━━━━━ Dataset excerpts ━━━━━

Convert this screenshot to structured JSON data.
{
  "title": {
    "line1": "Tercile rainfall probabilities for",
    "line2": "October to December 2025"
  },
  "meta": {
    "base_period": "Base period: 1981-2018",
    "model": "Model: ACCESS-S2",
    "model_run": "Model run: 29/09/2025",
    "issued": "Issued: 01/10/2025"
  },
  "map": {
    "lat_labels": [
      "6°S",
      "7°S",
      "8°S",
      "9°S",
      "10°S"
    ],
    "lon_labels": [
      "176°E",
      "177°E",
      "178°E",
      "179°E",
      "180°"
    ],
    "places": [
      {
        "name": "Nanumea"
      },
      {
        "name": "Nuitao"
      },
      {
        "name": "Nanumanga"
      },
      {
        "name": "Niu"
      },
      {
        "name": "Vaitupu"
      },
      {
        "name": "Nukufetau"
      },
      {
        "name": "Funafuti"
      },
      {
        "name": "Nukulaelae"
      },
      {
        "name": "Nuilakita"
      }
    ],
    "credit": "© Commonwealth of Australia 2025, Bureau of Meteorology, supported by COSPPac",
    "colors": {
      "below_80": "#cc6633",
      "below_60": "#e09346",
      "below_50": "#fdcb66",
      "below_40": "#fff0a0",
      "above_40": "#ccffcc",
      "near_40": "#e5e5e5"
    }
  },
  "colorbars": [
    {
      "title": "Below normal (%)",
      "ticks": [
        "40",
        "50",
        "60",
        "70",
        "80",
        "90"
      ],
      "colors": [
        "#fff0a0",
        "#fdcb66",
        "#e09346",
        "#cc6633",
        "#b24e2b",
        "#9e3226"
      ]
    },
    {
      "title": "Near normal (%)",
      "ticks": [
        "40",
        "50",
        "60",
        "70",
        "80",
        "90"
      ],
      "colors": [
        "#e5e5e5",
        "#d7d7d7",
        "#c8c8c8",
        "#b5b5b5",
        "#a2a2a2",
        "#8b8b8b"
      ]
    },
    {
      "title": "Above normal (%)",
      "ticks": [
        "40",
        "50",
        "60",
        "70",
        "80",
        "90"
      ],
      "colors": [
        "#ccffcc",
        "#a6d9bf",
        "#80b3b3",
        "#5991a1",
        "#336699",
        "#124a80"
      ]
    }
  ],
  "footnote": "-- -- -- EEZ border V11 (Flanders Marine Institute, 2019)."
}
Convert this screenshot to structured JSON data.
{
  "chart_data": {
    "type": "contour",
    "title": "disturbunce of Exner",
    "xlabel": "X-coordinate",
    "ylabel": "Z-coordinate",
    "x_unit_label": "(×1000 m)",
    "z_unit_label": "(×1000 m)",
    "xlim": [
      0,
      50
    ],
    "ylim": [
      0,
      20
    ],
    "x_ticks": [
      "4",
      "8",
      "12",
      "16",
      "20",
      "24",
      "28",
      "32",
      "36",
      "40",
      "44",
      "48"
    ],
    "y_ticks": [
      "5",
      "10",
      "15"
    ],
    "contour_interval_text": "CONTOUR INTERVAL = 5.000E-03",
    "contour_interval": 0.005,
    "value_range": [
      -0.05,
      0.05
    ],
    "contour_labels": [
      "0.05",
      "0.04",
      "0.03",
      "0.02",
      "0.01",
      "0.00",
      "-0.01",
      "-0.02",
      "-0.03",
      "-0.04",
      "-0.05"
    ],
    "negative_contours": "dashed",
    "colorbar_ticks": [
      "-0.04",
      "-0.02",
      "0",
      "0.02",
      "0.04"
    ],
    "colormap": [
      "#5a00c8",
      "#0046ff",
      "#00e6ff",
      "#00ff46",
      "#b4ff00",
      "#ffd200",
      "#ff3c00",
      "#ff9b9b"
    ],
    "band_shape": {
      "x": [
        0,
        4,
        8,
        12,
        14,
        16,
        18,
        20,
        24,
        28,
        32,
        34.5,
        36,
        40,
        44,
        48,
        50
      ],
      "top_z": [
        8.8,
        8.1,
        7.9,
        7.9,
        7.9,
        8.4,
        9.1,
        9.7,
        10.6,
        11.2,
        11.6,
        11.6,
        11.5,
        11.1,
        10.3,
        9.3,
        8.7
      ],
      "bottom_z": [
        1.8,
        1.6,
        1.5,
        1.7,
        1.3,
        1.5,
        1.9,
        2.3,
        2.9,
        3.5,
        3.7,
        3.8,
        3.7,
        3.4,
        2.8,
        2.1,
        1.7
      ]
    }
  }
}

━━━━━

- Instructions for the task
Extract all the material, leaving every line as it is.

- Answer below
Convert this screenshot to structured JSON data.
{
  "title": {
    "line1": "Tercile rainfall probabilities for",
    "line2": "October to December 2025"
  },
  "meta": {
    "base_period": "Base period: 1981-2018",
    "model": "Model: ACCESS-S2",
    "model_run": "Model run: 29/09/2025",
    "issued": "Issued: 01/10/2025"
  },
  "map": {
    "lat_labels": [
      "6°S",
      "7°S",
      "8°S",
      "9°S",
      "10°S"
    ],
    "lon_labels": [
      "176°E",
      "177°E",
      "178°E",
      "179°E",
      "180°"
    ],
    "places": [
      {
        "name": "Nanumea"
      },
      {
        "name": "Nuitao"
      },
      {
        "name": "Nanumanga"
      },
      {
        "name": "Niu"
      },
      {
        "name": "Vaitupu"
      },
      {
        "name": "Nukufetau"
      },
      {
        "name": "Funafuti"
      },
      {
        "name": "Nukulaelae"
      },
      {
        "name": "Nuilakita"
      }
    ],
    "credit": "© Commonwealth of Australia 2025, Bureau of Meteorology, supported by COSPPac",
    "colors": {
      "below_80": "#cc6633",
      "below_60": "#e09346",
      "below_50": "#fdcb66",
      "below_40": "#fff0a0",
      "above_40": "#ccffcc",
      "near_40": "#e5e5e5"
    }
  },
  "colorbars": [
    {
      "title": "Below normal (%)",
      "ticks": [
        "40",
        "50",
        "60",
        "70",
        "80",
        "90"
      ],
      "colors": [
        "#fff0a0",
        "#fdcb66",
        "#e09346",
        "#cc6633",
        "#b24e2b",
        "#9e3226"
      ]
    },
    {
      "title": "Near normal (%)",
      "ticks": [
        "40",
        "50",
        "60",
        "70",
        "80",
        "90"
      ],
      "colors": [
        "#e5e5e5",
        "#d7d7d7",
        "#c8c8c8",
        "#b5b5b5",
        "#a2a2a2",
        "#8b8b8b"
      ]
    },
    {
      "title": "Above normal (%)",
      "ticks": [
        "40",
        "50",
        "60",
        "70",
        "80",
        "90"
      ],
      "colors": [
        "#ccffcc",
        "#a6d9bf",
        "#80b3b3",
        "#5991a1",
        "#336699",
        "#124a80"
      ]
    }
  ],
  "footnote": "-- -- -- EEZ border V11 (Flanders Marine Institute, 2019)."
}
Convert this screenshot to structured JSON data.
{
  "chart_data": {
    "type": "contour",
    "title": "disturbunce of Exner",
    "xlabel": "X-coordinate",
    "ylabel": "Z-coordinate",
    "x_unit_label": "(×1000 m)",
    "z_unit_label": "(×1000 m)",
    "xlim": [
      0,
      50
    ],
    "ylim": [
      0,
      20
    ],
    "x_ticks": [
      "4",
      "8",
      "12",
      "16",
      "20",
      "24",
      "28",
      "32",
      "36",
      "40",
      "44",
      "48"
    ],
    "y_ticks": [
      "5",
      "10",
      "15"
    ],
    "contour_interval_text": "CONTOUR INTERVAL = 5.000E-03",
    "contour_interval": 0.005,
    "value_range": [
      -0.05,
      0.05
    ],
    "contour_labels": [
      "0.05",
      "0.04",
      "0.03",
      "0.02",
      "0.01",
      "0.00",
      "-0.01",
      "-0.02",
      "-0.03",
      "-0.04",
      "-0.05"
    ],
    "negative_contours": "dashed",
    "colorbar_ticks": [
      "-0.04",
      "-0.02",
      "0",
      "0.02",
      "0.04"
    ],
    "colormap": [
      "#5a00c8",
      "#0046ff",
      "#00e6ff",
      "#00ff46",
      "#b4ff00",
      "#ffd200",
      "#ff3c00",
      "#ff9b9b"
    ],
    "band_shape": {
      "x": [
        0,
        4,
        8,
        12,
        14,
        16,
        18,
        20,
        24,
        28,
        32,
        34.5,
        36,
        40,
        44,
        48,
        50
      ],
      "top_z": [
        8.8,
        8.1,
        7.9,
        7.9,
        7.9,
        8.4,
        9.1,
        9.7,
        10.6,
        11.2,
        11.6,
        11.6,
        11.5,
        11.1,
        10.3,
        9.3,
        8.7
      ],
      "bottom_z": [
        1.8,
        1.6,
        1.5,
        1.7,
        1.3,
        1.5,
        1.9,
        2.3,
        2.9,
        3.5,
        3.7,
        3.8,
        3.7,
        3.4,
        2.8,
        2.1,
        1.7
      ]
    }
  }
}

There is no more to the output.